DESCRIPTION OF THE TASK: Each line from the one that holds "Output a JSON" to the end of the records is to be retyped exactly. Pictures are not part of the copy.

[Dataset records]
────────────────────────────────────────

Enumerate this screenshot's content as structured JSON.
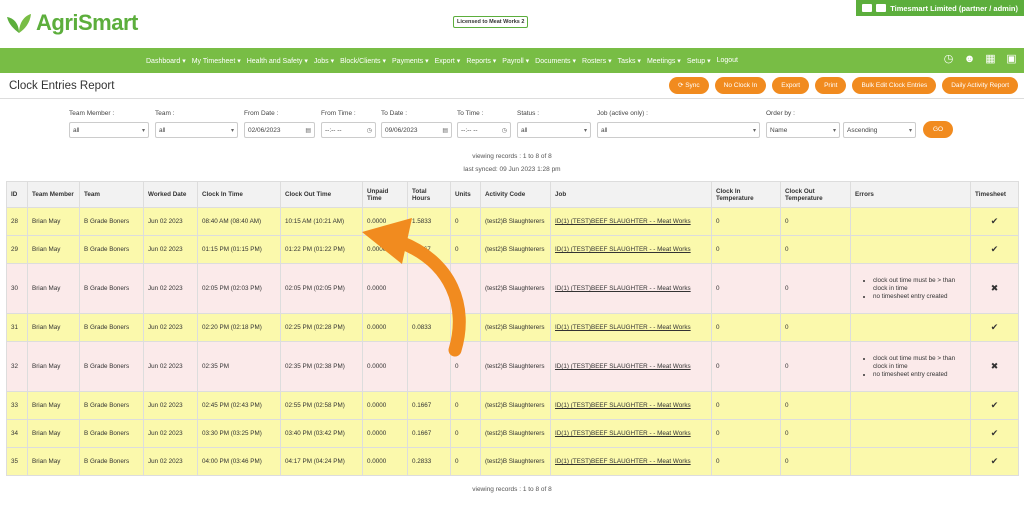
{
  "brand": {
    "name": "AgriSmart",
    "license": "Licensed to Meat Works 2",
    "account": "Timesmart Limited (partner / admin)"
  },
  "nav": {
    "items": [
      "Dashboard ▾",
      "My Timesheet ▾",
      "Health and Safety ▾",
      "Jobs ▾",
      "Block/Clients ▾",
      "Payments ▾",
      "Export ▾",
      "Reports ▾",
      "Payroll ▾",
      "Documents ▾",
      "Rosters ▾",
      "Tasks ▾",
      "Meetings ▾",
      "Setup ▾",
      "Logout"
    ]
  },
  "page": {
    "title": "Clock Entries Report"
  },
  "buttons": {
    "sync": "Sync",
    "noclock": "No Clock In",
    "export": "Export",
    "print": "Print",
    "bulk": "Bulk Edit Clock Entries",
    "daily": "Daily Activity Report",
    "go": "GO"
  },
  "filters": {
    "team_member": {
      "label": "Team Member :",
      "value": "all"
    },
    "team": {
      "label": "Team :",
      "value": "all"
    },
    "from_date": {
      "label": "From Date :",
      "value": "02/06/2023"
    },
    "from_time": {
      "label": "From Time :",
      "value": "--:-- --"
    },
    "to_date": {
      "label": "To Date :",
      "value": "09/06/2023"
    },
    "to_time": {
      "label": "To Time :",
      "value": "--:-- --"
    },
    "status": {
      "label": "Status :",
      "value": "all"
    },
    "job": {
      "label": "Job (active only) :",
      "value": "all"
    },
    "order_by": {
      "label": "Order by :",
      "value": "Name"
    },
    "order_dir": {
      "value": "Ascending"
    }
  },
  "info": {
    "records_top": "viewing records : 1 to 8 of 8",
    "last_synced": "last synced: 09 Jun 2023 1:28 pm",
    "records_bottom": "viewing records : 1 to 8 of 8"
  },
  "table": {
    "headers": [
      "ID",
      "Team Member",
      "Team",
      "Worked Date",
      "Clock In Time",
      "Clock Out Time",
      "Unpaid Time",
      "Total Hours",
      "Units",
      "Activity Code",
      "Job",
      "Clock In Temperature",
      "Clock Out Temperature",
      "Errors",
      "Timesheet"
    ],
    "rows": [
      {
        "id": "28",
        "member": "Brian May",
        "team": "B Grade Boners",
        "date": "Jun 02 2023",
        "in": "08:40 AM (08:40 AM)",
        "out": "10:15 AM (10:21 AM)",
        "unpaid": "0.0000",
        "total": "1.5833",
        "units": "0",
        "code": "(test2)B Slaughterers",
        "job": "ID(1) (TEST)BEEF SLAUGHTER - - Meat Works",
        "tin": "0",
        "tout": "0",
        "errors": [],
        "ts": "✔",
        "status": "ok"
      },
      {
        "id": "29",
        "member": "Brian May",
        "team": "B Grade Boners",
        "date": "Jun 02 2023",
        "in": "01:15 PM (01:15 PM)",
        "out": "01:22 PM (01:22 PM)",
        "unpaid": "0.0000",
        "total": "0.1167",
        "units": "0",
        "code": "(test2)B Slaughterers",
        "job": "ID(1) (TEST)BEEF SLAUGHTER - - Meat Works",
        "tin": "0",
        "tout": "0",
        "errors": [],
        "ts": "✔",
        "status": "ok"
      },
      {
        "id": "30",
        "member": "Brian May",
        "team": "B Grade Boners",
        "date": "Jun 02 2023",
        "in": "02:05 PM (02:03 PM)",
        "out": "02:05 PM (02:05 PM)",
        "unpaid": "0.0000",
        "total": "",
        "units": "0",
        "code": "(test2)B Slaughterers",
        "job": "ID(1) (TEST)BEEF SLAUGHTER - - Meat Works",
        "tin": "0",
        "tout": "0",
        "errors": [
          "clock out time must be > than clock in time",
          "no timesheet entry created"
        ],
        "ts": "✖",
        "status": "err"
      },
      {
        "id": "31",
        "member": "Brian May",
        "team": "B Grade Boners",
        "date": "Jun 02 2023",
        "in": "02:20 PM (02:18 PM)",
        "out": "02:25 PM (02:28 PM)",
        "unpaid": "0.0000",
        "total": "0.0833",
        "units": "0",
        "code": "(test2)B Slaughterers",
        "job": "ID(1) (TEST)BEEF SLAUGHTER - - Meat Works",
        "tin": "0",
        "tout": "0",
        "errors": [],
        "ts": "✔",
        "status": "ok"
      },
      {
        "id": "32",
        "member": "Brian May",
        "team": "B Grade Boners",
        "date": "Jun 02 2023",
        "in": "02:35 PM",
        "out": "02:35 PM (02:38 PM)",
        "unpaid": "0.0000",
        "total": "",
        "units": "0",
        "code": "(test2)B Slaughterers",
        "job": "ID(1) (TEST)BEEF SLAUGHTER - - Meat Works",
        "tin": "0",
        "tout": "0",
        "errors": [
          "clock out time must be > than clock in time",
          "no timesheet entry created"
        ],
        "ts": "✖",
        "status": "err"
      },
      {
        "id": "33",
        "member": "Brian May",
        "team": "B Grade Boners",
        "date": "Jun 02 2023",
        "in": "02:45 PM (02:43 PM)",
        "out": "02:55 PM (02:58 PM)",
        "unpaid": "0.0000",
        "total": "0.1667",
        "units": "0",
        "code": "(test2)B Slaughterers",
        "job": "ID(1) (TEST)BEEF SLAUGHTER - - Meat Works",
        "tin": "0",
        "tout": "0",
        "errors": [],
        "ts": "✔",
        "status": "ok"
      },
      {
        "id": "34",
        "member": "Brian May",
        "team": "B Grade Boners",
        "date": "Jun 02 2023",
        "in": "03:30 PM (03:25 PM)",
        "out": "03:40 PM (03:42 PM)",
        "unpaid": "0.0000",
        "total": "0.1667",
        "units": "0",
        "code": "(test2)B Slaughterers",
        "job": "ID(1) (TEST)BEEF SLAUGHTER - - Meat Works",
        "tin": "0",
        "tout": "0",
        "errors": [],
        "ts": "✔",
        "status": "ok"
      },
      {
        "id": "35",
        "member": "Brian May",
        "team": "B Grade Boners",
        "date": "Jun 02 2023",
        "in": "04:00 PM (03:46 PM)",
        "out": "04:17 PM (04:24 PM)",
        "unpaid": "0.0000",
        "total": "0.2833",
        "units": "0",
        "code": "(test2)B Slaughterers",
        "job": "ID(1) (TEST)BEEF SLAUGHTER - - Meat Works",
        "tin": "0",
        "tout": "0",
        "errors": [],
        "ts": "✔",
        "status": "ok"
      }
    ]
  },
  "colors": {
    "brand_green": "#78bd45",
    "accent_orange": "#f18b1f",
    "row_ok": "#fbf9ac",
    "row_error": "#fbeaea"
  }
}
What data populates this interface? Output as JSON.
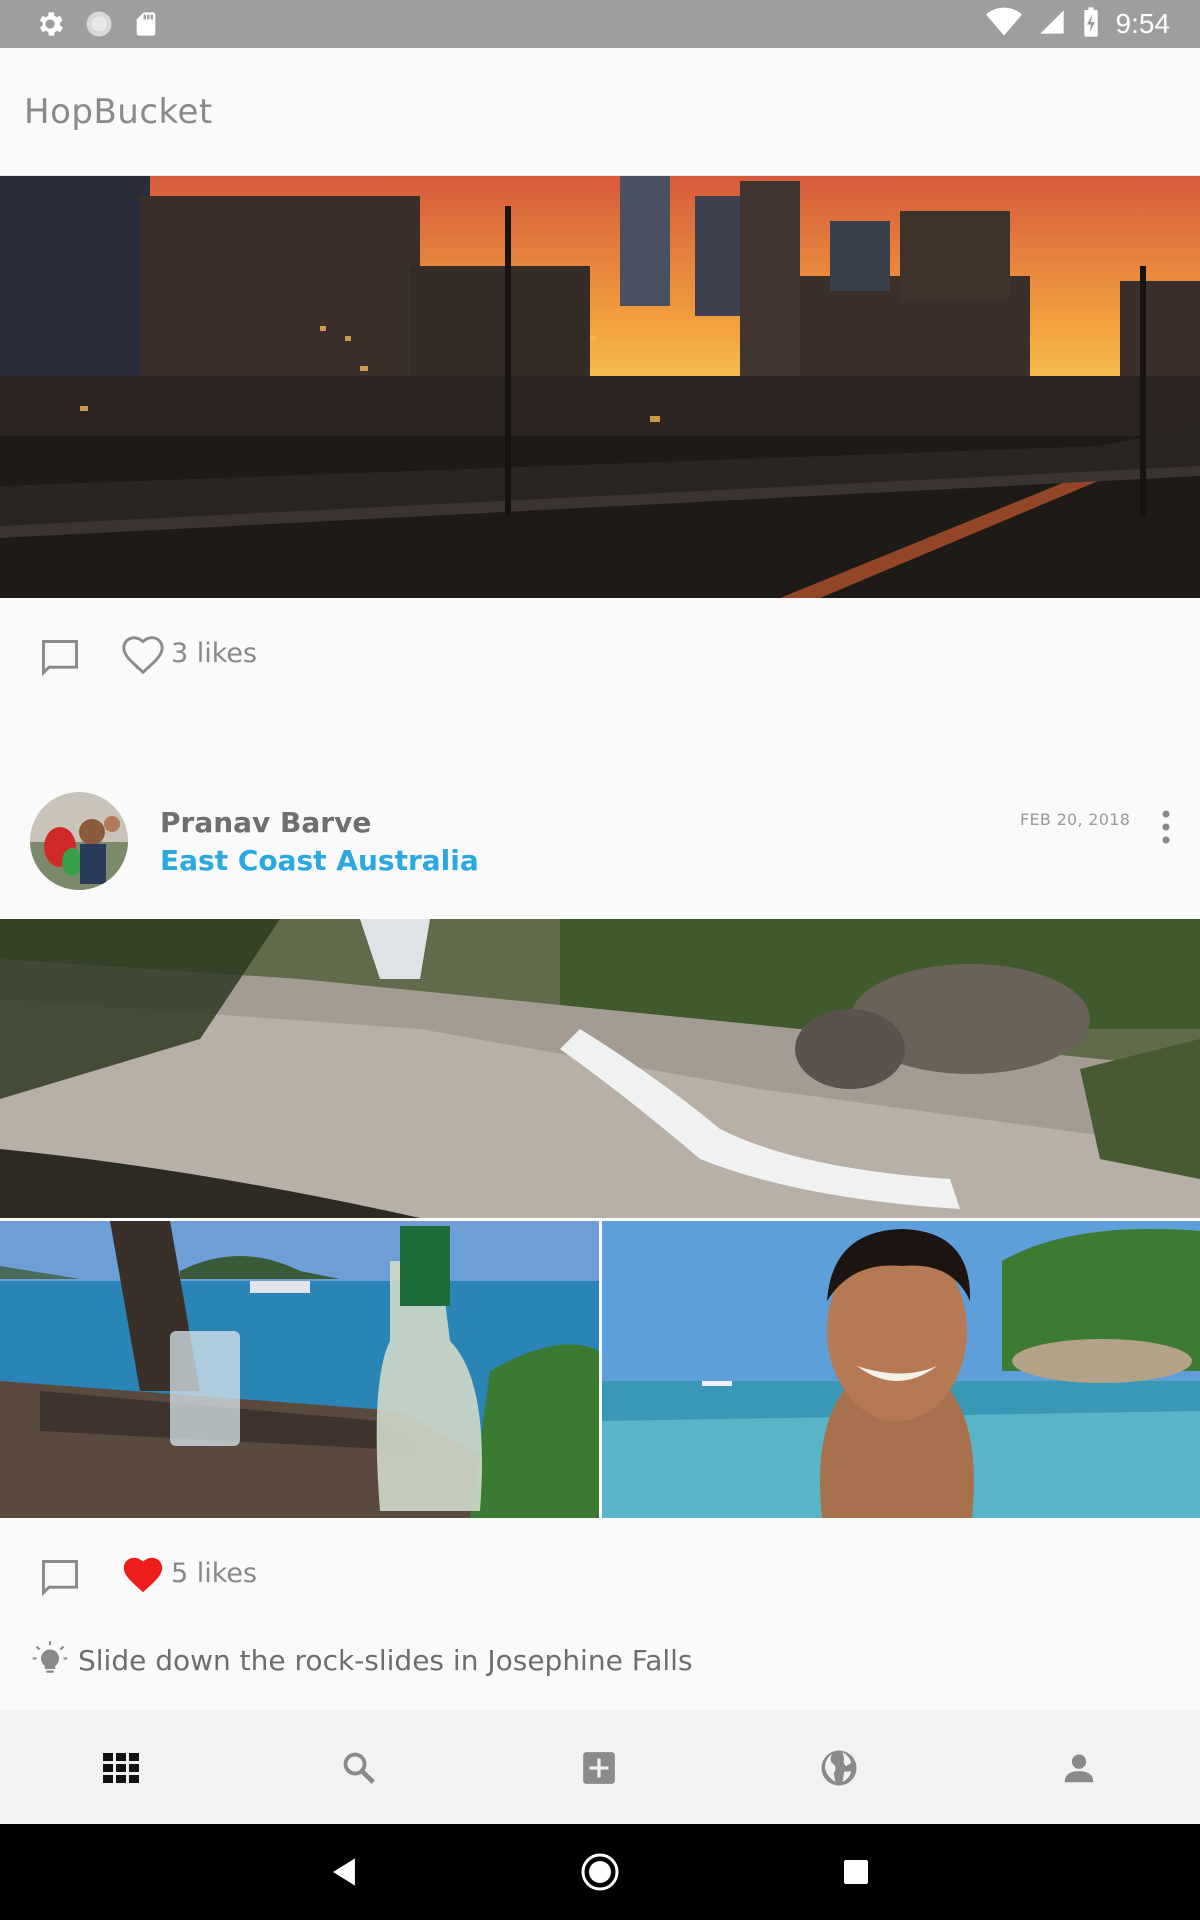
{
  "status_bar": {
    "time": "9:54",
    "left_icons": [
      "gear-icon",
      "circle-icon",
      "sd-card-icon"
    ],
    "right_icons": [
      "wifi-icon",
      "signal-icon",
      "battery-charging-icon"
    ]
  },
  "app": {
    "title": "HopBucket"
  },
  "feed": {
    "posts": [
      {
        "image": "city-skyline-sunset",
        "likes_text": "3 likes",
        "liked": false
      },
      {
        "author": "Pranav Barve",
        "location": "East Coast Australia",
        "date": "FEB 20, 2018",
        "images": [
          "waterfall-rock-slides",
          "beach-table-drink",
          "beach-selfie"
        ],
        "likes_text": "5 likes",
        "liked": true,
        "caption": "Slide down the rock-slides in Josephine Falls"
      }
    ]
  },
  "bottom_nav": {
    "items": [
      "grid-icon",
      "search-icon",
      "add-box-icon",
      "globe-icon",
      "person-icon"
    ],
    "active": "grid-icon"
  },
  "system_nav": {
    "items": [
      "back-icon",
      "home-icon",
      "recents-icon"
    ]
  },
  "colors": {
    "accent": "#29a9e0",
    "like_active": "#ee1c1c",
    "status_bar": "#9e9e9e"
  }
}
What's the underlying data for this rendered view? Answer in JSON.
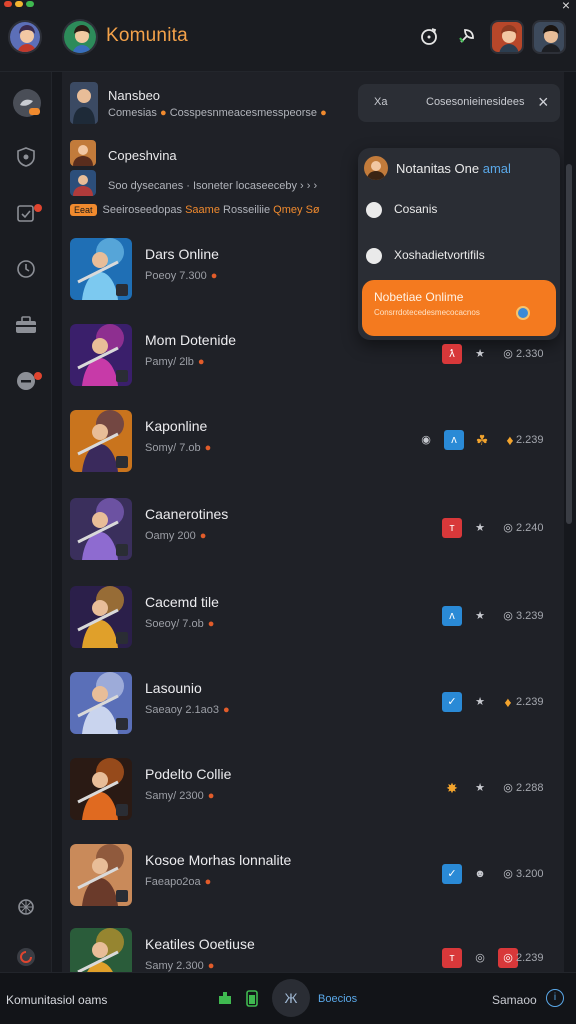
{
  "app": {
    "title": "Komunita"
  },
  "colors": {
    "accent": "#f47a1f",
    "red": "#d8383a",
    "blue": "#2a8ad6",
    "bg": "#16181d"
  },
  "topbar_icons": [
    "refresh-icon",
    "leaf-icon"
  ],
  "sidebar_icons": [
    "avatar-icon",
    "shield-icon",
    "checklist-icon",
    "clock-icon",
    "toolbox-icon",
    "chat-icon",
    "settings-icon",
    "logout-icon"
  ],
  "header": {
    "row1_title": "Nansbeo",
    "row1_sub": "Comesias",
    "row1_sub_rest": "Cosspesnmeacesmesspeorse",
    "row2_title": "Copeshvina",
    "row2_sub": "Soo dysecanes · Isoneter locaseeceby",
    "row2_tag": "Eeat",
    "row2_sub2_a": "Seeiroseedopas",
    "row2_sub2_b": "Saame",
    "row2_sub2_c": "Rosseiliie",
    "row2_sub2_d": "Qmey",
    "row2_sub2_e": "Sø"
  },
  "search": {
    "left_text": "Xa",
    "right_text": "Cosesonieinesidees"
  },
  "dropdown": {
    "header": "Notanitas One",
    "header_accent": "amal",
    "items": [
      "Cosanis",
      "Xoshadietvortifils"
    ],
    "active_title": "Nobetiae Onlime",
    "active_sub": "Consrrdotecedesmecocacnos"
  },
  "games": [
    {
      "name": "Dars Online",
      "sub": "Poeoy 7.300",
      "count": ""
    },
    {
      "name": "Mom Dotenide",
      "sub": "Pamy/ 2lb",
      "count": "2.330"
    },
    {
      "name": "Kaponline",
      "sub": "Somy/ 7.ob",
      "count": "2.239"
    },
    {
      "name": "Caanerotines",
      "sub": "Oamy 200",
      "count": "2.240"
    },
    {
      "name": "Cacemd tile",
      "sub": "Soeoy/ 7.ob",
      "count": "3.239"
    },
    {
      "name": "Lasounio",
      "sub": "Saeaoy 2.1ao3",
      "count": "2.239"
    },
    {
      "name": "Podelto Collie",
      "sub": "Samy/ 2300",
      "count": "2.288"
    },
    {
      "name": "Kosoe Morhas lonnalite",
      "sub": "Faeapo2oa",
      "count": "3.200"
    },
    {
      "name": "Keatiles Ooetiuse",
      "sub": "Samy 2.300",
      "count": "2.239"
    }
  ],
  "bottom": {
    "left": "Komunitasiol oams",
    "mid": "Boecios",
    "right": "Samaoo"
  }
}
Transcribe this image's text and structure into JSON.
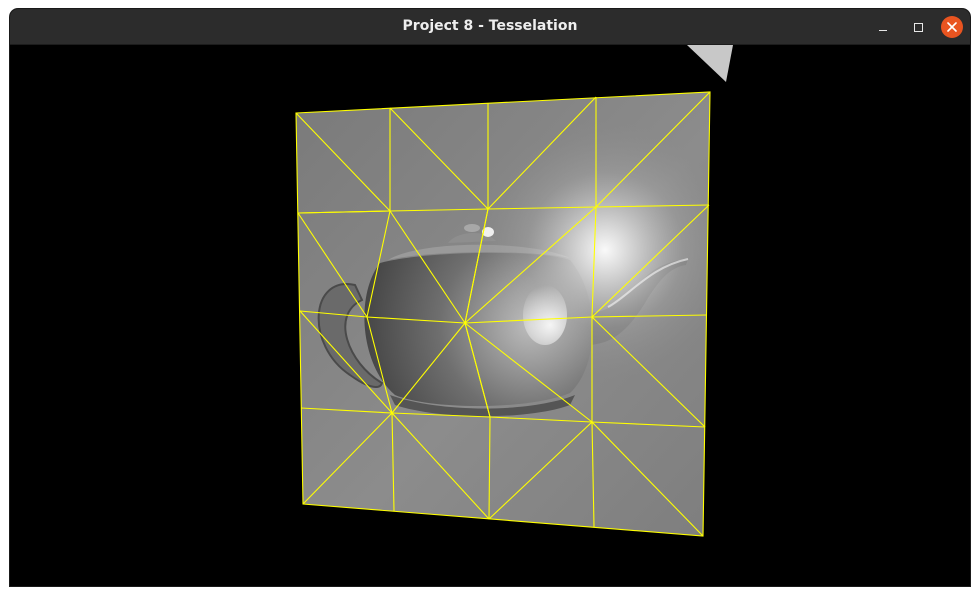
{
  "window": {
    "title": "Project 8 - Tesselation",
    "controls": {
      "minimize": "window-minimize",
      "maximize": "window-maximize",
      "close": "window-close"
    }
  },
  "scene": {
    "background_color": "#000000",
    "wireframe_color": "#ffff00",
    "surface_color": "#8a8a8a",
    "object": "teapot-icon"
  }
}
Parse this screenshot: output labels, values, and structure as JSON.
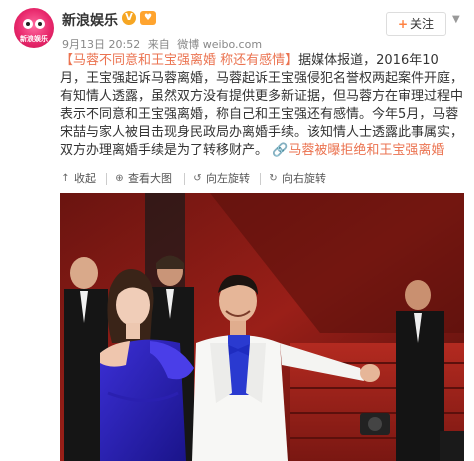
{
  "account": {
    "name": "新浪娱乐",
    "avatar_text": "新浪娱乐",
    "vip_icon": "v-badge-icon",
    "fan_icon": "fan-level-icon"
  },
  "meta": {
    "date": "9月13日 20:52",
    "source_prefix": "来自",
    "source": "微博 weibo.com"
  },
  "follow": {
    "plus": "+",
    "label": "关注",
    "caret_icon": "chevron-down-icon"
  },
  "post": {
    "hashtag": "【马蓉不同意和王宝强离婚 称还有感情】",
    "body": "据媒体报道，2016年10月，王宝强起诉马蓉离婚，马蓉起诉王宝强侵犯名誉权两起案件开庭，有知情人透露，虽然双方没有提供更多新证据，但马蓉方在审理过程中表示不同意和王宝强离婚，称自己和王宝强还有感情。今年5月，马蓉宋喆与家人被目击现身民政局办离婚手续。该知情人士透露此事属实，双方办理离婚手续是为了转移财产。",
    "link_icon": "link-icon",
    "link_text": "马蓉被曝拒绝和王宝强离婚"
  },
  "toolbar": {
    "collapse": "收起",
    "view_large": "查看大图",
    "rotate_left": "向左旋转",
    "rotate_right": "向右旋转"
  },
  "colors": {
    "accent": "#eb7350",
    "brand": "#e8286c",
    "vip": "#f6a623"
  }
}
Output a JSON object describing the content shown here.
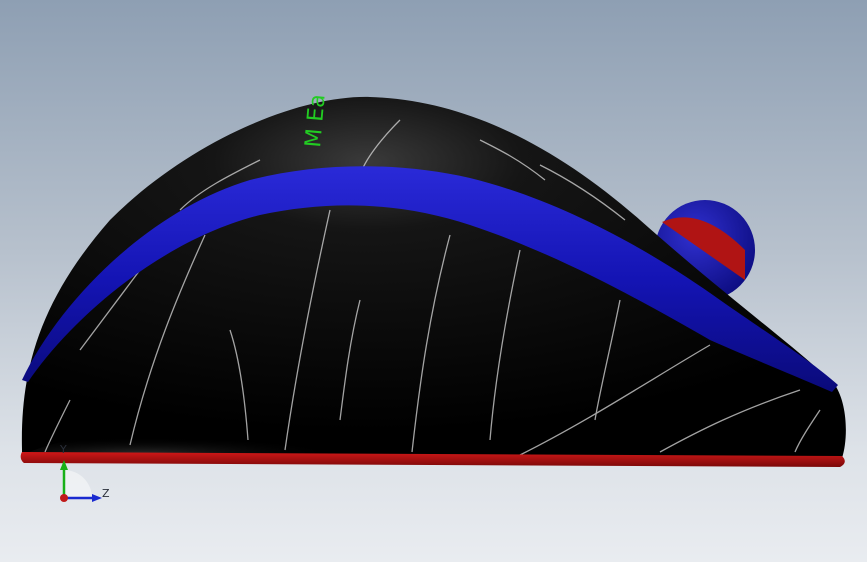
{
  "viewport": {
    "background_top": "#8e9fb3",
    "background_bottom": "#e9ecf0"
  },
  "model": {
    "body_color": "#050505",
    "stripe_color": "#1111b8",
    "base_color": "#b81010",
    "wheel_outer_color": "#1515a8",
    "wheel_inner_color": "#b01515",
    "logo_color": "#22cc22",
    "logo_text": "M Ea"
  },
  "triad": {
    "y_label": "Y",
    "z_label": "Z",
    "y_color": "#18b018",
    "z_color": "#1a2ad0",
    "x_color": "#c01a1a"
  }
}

────────────────────────────────────────

RESULT OF THIS EXERCISE:
Output a JSON object describing the content shown here.
{
  "viewport": {
    "background_top": "#8e9fb3",
    "background_bottom": "#e9ecf0"
  },
  "model": {
    "body_color": "#050505",
    "stripe_color": "#1111b8",
    "base_color": "#b81010",
    "wheel_outer_color": "#1515a8",
    "wheel_inner_color": "#b01515",
    "logo_color": "#22cc22",
    "logo_text": "M Ea"
  },
  "triad": {
    "y_label": "Y",
    "z_label": "Z",
    "y_color": "#18b018",
    "z_color": "#1a2ad0",
    "x_color": "#c01a1a"
  }
}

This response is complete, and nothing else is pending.